### MATERIAL PROVIDED
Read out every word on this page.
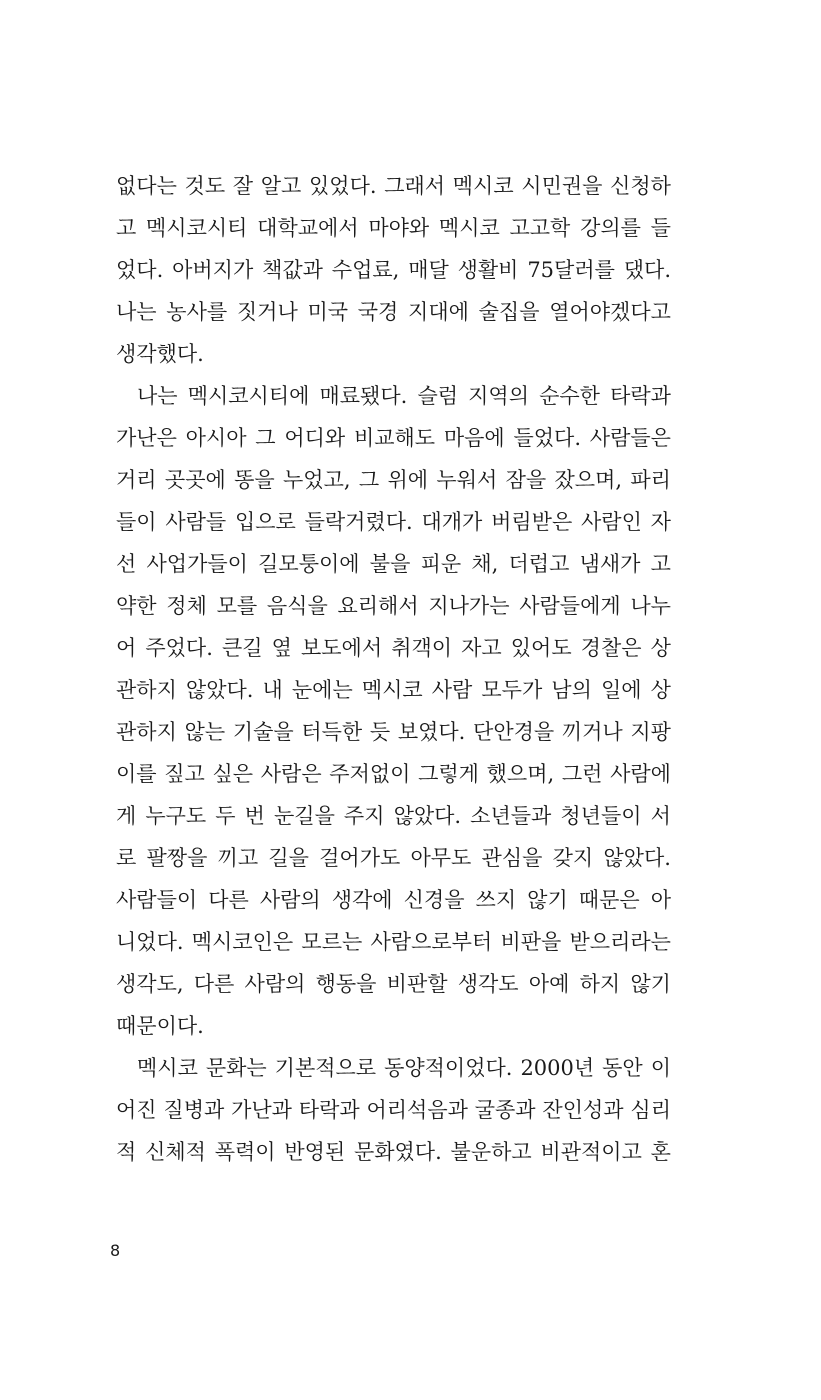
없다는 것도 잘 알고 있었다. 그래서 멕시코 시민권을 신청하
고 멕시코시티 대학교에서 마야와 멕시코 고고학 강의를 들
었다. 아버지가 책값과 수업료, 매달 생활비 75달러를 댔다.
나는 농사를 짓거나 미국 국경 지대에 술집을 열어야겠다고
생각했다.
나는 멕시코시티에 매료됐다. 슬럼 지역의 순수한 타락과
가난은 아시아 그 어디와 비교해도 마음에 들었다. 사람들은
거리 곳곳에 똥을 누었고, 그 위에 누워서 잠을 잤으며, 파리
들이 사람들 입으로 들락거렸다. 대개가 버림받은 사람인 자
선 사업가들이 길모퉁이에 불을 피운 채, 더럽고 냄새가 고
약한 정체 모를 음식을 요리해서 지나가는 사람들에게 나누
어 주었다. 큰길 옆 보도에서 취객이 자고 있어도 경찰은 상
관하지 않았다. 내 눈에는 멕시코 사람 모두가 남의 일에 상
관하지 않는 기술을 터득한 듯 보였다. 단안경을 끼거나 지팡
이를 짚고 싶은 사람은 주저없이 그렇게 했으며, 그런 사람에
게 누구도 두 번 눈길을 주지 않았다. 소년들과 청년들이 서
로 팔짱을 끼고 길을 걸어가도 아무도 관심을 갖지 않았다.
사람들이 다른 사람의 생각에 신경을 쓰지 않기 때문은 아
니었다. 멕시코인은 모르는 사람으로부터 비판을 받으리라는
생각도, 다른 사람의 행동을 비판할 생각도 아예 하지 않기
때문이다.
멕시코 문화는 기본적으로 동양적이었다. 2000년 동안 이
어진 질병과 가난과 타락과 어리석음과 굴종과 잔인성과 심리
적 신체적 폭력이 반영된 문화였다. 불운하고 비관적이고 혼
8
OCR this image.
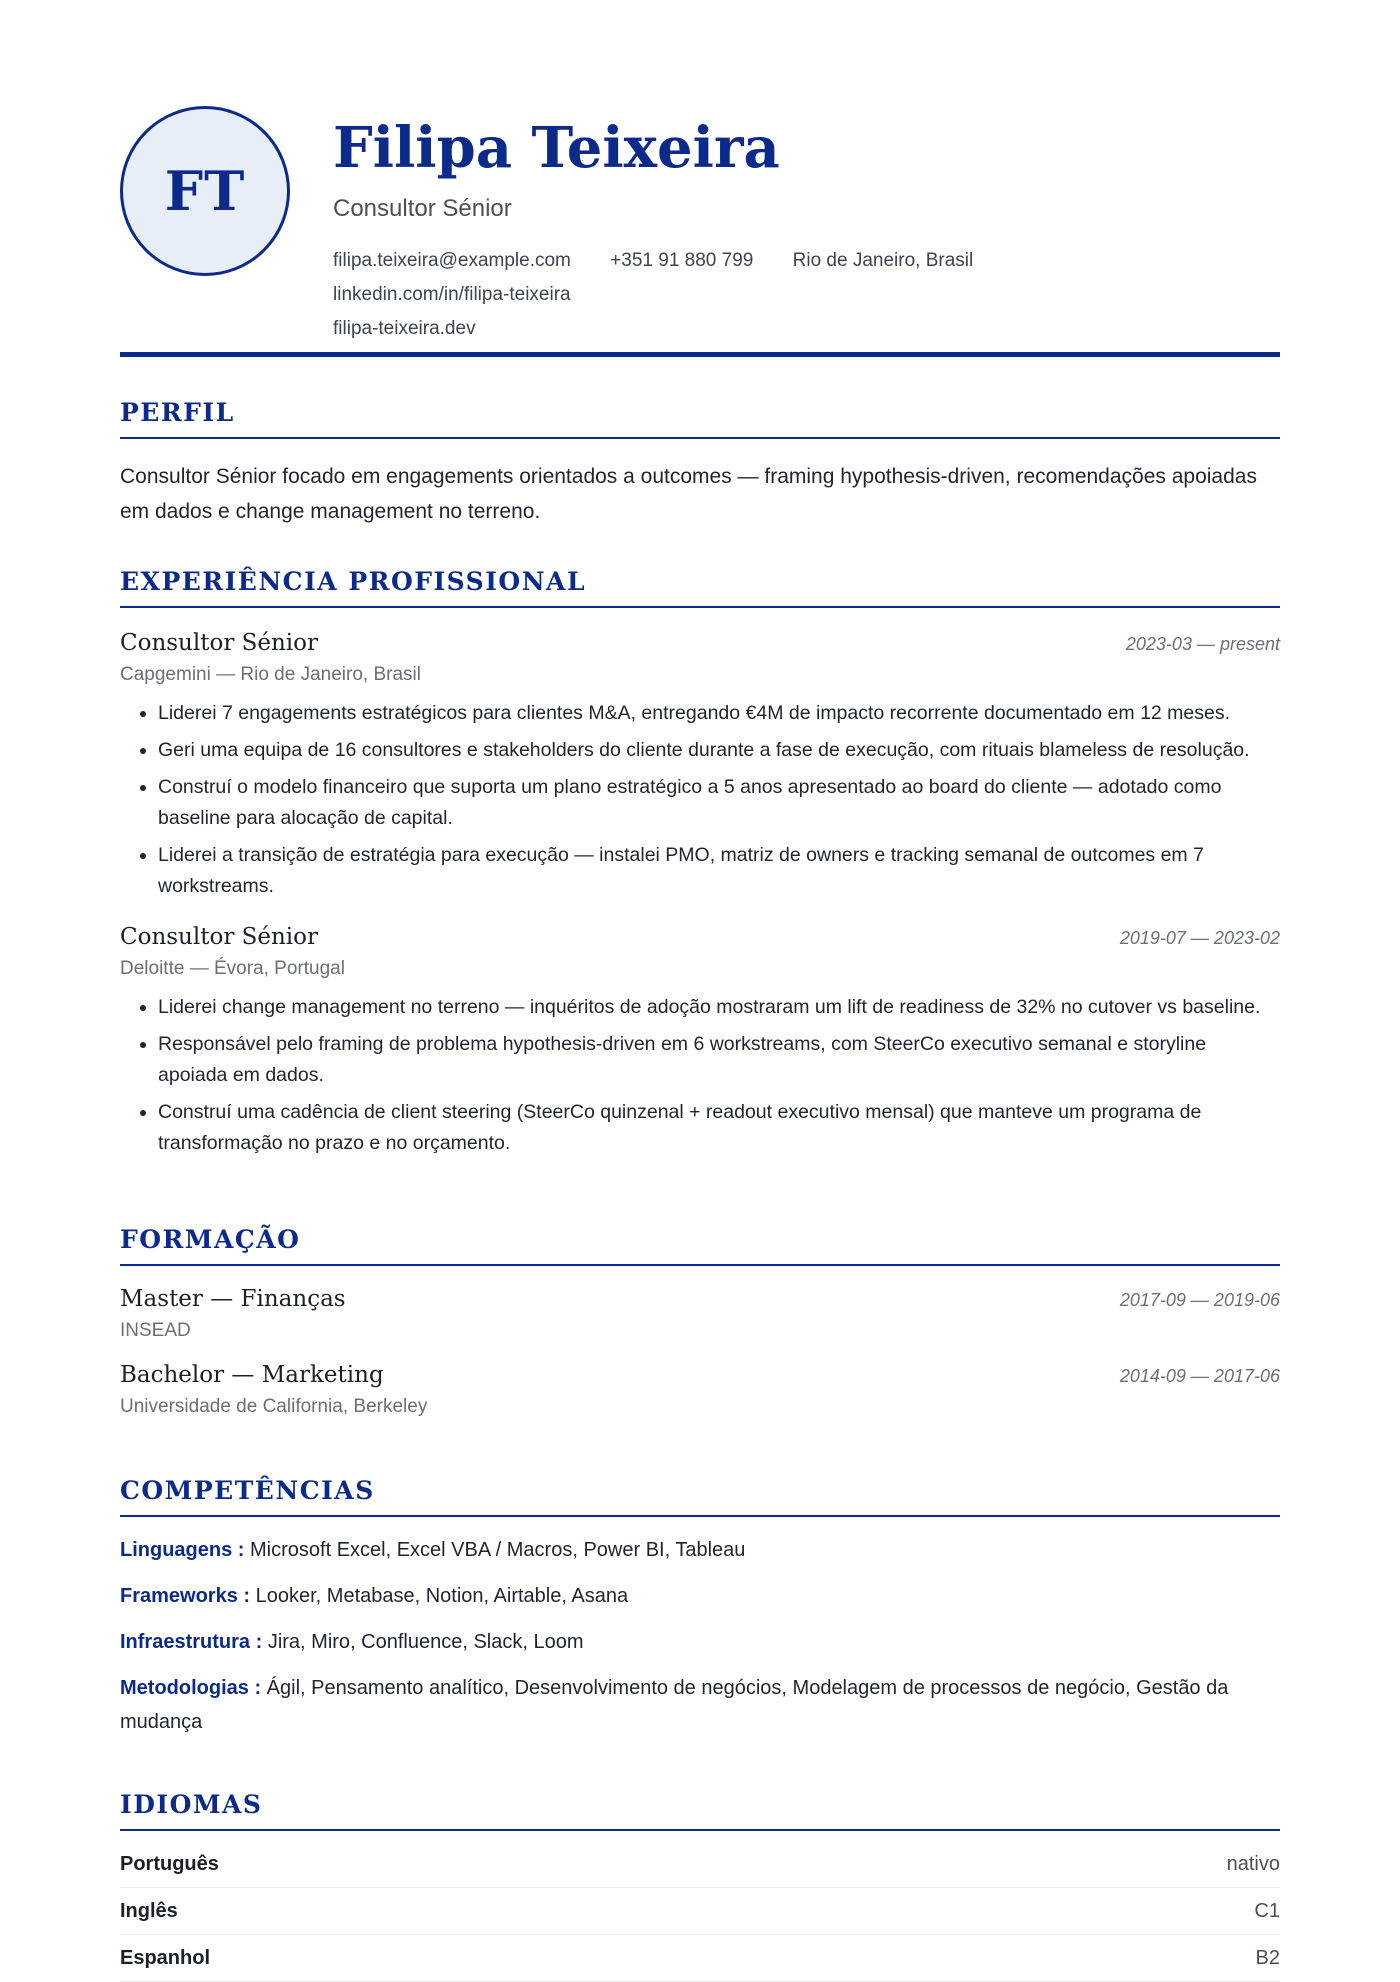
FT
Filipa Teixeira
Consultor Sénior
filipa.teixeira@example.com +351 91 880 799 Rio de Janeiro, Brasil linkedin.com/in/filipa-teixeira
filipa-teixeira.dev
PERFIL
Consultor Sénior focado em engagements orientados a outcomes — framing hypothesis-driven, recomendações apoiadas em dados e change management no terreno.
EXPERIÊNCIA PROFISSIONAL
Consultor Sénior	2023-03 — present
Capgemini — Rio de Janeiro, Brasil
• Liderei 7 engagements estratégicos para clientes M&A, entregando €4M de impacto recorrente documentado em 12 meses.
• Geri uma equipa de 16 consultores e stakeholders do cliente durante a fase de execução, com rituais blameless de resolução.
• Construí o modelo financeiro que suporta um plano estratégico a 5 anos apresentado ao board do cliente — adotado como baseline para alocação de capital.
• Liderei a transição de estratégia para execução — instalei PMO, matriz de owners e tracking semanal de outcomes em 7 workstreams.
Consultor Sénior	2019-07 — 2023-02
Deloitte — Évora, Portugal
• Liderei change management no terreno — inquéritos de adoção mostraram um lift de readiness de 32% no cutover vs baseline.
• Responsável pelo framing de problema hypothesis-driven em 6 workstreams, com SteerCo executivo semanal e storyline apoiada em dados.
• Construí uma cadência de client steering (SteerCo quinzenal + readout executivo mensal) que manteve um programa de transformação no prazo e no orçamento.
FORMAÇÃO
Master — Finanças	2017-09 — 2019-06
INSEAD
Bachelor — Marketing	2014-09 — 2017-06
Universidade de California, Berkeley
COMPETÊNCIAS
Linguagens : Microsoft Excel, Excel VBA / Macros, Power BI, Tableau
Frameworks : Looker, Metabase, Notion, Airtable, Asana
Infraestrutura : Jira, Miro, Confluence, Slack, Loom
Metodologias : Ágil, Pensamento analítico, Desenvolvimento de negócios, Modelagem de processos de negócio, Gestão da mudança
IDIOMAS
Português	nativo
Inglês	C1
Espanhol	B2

### DO THIS
Pick out each line containing the string "outcomes" and copy it.

### ANSWER TO THE TASK
Consultor Sénior focado em engagements orientados a outcomes — framing hypothesis-driven, recomendações apoiadas em dados e change management no terreno.
• Liderei a transição de estratégia para execução — instalei PMO, matriz de owners e tracking semanal de outcomes em 7 workstreams.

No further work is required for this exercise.